* [YOUR OBJECTIVE]
Tally the lines in the listing below that contain "институты" and report the tally alone.

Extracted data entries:
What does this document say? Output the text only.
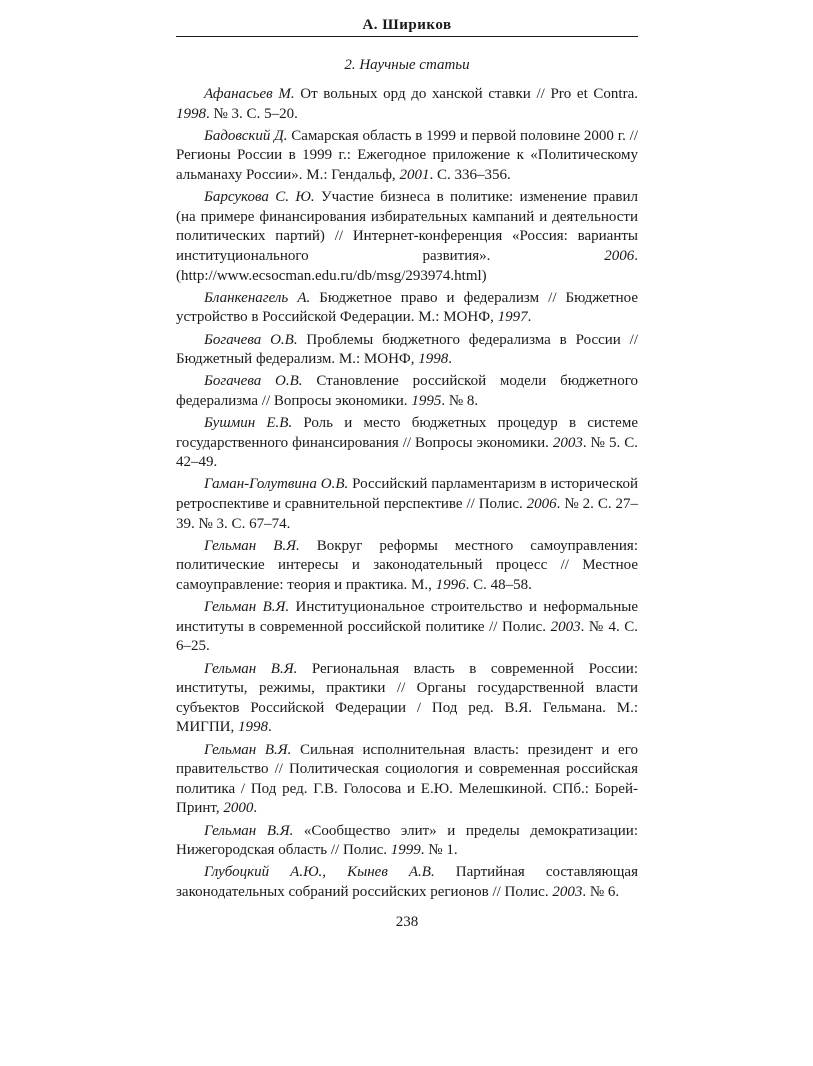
А. Шириков
2. Научные статьи
Афанасьев М. От вольных орд до ханской ставки // Pro et Contra. 1998. № 3. С. 5–20.
Бадовский Д. Самарская область в 1999 и первой половине 2000 г. // Регионы России в 1999 г.: Ежегодное приложение к «Политическому альманаху России». М.: Гендальф, 2001. С. 336–356.
Барсукова С. Ю. Участие бизнеса в политике: изменение правил (на примере финансирования избирательных кампаний и деятельности политических партий) // Интернет-конференция «Россия: варианты институционального развития». 2006. (http://www.ecsocman.edu.ru/db/msg/293974.html)
Бланкенагель А. Бюджетное право и федерализм // Бюджетное устройство в Российской Федерации. М.: МОНФ, 1997.
Богачева О.В. Проблемы бюджетного федерализма в России // Бюджетный федерализм. М.: МОНФ, 1998.
Богачева О.В. Становление российской модели бюджетного федерализма // Вопросы экономики. 1995. № 8.
Бушмин Е.В. Роль и место бюджетных процедур в системе государственного финансирования // Вопросы экономики. 2003. № 5. С. 42–49.
Гаман-Голутвина О.В. Российский парламентаризм в исторической ретроспективе и сравнительной перспективе // Полис. 2006. № 2. С. 27–39. № 3. С. 67–74.
Гельман В.Я. Вокруг реформы местного самоуправления: политические интересы и законодательный процесс // Местное самоуправление: теория и практика. М., 1996. С. 48–58.
Гельман В.Я. Институциональное строительство и неформальные институты в современной российской политике // Полис. 2003. № 4. С. 6–25.
Гельман В.Я. Региональная власть в современной России: институты, режимы, практики // Органы государственной власти субъектов Российской Федерации / Под ред. В.Я. Гельмана. М.: МИГПИ, 1998.
Гельман В.Я. Сильная исполнительная власть: президент и его правительство // Политическая социология и современная российская политика / Под ред. Г.В. Голосова и Е.Ю. Мелешкиной. СПб.: Борей-Принт, 2000.
Гельман В.Я. «Сообщество элит» и пределы демократизации: Нижегородская область // Полис. 1999. № 1.
Глубоцкий А.Ю., Кынев А.В. Партийная составляющая законодательных собраний российских регионов // Полис. 2003. № 6.
238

* [FINISHED EXERCISE]
2